PROMPT ▸
Go over the entries below line by line, copying each one that contains the word "phone".

DATASET ▸
Start

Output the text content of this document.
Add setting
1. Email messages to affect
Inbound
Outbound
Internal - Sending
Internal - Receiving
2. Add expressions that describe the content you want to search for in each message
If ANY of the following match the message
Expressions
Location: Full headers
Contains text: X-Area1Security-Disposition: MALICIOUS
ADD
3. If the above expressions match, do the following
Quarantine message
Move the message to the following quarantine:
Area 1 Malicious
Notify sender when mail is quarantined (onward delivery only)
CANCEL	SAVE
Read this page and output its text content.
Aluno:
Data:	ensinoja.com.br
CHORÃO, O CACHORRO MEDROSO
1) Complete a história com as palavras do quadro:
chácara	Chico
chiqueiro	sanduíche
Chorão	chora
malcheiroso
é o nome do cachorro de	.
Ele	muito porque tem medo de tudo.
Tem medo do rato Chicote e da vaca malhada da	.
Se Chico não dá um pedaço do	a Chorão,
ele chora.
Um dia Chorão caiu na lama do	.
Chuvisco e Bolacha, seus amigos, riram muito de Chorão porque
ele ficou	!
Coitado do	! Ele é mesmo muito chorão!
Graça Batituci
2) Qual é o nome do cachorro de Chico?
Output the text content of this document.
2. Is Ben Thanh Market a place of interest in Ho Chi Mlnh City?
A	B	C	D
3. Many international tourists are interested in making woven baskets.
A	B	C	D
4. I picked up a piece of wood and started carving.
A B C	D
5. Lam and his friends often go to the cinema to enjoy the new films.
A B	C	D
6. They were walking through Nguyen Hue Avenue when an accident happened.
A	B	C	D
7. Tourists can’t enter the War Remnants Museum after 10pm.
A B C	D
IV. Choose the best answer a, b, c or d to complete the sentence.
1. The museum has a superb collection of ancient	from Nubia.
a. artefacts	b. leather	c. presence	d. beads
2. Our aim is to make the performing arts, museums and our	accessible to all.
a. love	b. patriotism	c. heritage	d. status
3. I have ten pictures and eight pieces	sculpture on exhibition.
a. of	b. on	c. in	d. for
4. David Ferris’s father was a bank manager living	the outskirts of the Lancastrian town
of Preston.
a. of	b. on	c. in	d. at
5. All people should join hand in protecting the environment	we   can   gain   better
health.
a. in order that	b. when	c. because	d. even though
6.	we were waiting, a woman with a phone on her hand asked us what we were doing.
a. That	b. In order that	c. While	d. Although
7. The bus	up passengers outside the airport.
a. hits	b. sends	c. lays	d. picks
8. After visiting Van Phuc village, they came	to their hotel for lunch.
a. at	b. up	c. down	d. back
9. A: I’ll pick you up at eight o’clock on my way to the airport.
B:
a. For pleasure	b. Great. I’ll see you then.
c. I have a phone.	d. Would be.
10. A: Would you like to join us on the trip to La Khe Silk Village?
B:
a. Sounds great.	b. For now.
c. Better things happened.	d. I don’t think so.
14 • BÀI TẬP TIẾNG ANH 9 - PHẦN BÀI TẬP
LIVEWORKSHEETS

End

THE SOLUTION ▸
6.	we were waiting, a woman with a phone on her hand asked us what we were doing.
c. I have a phone.	d. Would be.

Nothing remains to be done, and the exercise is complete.